----- Material provided
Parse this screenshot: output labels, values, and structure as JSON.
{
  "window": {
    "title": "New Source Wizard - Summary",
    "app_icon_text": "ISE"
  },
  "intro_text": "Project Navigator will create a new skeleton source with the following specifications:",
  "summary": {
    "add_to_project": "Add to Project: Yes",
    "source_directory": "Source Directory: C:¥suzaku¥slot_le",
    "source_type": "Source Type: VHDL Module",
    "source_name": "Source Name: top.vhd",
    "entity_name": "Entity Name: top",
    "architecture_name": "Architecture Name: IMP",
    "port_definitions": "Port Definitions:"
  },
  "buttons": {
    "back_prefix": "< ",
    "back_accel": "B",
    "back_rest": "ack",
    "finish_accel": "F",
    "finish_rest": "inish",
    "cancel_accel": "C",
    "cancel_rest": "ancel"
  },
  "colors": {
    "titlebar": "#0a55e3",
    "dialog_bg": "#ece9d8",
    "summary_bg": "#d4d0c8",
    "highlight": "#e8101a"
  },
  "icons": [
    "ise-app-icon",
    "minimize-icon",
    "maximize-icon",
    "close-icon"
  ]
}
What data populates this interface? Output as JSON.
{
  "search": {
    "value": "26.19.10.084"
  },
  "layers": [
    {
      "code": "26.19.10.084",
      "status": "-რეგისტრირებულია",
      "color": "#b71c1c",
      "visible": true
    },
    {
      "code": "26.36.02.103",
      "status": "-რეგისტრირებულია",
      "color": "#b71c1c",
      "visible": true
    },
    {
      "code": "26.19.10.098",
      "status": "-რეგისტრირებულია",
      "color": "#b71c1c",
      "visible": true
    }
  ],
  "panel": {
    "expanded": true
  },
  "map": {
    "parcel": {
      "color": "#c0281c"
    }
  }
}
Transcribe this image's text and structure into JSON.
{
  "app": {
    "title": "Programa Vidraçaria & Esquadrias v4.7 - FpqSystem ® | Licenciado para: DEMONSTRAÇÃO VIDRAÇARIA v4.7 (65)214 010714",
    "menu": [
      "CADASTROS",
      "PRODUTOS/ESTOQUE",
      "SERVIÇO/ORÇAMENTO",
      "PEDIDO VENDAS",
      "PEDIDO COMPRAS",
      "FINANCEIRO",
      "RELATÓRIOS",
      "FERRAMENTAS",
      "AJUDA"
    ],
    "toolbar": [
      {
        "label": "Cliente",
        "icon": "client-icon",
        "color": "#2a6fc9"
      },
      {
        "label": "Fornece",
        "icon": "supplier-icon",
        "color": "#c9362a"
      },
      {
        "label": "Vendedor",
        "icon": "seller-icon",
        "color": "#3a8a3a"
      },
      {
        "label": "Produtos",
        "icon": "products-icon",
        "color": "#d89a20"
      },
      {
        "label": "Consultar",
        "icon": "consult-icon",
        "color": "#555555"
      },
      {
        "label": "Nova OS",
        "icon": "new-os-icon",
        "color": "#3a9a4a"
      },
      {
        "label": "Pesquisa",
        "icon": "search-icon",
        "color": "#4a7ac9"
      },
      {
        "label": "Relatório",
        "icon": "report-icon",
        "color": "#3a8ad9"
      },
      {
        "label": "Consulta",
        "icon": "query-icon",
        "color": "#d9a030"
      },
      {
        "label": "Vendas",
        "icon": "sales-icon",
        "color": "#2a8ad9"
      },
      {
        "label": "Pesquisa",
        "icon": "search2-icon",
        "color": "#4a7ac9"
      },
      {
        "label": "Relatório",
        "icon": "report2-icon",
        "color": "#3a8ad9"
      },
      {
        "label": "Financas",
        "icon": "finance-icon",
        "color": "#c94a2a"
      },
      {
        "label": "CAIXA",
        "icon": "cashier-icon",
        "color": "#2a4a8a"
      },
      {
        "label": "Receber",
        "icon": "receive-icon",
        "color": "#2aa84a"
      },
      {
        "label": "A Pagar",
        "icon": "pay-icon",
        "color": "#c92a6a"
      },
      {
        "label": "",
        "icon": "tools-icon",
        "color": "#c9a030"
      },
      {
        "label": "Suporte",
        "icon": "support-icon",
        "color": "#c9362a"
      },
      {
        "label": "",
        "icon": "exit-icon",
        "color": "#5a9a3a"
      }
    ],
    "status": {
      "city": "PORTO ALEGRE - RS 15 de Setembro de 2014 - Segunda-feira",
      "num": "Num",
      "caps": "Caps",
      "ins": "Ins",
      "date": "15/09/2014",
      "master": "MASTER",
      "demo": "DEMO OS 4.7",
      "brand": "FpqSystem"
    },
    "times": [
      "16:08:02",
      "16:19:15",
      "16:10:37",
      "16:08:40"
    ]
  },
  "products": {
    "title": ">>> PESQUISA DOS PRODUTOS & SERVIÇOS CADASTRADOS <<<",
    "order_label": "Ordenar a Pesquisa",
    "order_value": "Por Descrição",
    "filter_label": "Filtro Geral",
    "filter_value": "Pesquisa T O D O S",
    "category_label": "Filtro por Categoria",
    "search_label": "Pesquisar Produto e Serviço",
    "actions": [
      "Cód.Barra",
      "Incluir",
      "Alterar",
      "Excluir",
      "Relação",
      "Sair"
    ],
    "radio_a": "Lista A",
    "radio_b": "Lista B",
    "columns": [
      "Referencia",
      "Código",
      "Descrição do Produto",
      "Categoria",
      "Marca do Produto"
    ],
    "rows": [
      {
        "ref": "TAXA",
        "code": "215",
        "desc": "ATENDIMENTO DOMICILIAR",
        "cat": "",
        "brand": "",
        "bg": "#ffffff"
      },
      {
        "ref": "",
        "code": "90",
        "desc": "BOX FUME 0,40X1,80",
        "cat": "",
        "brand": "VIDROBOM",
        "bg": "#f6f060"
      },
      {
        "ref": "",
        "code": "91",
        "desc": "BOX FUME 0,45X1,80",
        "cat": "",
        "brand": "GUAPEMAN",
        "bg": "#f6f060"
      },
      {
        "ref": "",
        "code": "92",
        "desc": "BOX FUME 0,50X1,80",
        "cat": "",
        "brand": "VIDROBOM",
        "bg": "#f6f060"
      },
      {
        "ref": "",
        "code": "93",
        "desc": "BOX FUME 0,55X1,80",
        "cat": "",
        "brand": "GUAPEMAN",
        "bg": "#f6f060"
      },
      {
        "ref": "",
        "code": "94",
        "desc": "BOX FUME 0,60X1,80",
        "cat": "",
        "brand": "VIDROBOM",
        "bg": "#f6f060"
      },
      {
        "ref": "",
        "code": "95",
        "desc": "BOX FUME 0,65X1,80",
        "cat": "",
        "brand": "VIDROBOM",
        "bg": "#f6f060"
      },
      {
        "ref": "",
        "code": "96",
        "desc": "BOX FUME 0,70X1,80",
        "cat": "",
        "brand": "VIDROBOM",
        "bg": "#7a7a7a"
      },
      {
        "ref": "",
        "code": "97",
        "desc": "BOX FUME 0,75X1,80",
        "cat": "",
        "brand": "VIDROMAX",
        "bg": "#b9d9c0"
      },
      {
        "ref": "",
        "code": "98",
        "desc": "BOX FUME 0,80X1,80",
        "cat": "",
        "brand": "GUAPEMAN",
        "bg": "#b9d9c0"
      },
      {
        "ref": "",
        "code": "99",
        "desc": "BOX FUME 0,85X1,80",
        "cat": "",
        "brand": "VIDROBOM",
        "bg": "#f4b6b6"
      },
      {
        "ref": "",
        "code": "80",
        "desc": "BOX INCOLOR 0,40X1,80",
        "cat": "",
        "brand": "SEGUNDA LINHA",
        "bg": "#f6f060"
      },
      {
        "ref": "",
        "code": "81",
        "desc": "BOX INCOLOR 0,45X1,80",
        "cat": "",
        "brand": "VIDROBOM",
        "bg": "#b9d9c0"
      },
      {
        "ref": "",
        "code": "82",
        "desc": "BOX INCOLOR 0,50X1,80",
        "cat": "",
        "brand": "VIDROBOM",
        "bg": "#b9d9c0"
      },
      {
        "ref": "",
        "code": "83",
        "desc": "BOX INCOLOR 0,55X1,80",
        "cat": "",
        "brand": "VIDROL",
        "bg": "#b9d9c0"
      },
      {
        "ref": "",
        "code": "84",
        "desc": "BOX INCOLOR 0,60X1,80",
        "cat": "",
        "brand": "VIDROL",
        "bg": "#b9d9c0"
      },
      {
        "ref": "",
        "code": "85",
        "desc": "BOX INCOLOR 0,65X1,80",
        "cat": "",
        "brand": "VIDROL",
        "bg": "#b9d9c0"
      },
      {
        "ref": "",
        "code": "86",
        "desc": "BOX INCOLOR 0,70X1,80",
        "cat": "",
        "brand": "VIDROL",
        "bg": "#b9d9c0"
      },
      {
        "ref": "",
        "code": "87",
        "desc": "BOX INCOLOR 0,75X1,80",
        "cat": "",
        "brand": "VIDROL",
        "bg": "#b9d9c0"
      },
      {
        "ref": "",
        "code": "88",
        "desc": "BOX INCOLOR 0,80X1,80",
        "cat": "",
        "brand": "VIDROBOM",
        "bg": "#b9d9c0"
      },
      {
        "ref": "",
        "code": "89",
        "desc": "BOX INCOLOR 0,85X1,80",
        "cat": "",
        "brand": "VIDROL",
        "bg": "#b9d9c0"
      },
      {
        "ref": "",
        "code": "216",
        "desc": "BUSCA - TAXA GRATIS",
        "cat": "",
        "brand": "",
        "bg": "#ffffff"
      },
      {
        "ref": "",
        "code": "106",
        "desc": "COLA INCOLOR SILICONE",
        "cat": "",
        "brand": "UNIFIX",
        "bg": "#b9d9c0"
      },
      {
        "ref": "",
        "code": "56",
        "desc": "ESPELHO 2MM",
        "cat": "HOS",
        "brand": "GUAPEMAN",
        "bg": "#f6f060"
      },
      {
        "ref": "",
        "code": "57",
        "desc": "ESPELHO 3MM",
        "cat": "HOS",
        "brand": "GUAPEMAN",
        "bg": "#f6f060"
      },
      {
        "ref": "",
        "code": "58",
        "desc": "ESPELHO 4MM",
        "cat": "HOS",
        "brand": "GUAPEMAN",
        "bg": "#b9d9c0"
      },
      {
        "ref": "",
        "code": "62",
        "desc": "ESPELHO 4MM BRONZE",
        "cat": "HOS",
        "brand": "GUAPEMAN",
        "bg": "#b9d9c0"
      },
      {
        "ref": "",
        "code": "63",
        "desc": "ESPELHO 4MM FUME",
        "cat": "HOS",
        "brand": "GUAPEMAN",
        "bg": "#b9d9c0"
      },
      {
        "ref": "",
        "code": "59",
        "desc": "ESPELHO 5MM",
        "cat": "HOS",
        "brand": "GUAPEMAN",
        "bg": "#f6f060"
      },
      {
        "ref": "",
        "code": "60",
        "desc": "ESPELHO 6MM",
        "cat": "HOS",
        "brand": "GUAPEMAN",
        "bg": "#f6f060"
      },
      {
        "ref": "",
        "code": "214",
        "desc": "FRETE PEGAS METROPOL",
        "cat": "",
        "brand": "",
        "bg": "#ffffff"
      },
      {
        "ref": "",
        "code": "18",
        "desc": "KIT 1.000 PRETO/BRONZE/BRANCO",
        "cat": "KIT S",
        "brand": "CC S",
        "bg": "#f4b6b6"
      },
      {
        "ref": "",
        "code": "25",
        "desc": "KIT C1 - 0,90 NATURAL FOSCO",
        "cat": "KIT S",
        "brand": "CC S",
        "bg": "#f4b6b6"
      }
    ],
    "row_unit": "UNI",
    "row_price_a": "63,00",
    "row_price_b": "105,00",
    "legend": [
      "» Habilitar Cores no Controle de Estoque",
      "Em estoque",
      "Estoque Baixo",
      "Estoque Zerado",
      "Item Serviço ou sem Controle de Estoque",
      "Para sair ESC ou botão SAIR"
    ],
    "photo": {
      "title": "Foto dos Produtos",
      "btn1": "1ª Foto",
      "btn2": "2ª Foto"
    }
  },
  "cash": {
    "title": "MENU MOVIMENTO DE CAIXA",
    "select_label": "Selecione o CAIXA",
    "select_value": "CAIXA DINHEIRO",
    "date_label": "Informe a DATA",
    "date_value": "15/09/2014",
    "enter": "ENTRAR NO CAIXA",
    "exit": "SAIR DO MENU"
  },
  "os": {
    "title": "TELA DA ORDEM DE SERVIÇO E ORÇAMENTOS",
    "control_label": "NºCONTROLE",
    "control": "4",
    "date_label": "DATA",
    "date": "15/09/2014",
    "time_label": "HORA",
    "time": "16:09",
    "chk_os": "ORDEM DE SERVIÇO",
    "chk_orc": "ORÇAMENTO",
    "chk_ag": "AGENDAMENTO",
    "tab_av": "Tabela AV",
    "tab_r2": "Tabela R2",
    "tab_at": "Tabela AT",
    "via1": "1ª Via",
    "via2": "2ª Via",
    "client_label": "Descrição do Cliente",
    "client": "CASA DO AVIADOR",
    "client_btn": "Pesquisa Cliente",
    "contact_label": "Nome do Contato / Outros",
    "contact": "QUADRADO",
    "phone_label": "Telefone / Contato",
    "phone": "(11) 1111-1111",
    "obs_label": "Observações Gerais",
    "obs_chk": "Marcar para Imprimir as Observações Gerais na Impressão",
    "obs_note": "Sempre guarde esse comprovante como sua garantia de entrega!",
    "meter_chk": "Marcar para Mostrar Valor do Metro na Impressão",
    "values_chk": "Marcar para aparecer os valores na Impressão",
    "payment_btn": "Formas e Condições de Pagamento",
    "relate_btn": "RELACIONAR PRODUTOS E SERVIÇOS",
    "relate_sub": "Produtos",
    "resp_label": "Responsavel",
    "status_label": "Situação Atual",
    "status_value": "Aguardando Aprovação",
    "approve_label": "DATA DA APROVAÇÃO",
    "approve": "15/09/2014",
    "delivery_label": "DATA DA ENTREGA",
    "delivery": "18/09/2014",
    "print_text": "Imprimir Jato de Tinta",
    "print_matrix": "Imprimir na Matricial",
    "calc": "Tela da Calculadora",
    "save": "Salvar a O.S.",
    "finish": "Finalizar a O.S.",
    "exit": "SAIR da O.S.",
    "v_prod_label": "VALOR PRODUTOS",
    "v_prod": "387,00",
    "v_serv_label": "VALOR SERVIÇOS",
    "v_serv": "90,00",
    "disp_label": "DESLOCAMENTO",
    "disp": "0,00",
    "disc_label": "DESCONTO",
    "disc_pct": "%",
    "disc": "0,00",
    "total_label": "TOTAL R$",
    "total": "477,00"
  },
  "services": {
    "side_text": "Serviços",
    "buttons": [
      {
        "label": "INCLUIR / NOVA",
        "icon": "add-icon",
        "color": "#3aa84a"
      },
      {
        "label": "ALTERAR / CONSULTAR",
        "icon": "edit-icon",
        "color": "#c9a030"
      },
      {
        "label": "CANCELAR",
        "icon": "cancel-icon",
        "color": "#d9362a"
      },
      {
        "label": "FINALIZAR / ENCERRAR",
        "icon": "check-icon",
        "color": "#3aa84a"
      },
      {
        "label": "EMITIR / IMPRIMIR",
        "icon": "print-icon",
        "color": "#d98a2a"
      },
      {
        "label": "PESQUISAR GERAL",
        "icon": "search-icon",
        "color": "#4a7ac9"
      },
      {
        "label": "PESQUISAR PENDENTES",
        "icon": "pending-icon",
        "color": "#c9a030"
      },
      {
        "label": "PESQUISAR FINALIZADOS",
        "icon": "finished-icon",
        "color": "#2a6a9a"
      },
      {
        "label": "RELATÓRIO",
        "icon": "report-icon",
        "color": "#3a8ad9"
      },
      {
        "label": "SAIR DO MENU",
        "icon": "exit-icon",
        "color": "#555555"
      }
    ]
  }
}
----------
- [Aim of the exercise] Pick out every line with the string "Observações" and copy it.

- [Full output]
    "obs_label": "Observações Gerais",
    "obs_chk": "Marcar para Imprimir as Observações Gerais na Impressão",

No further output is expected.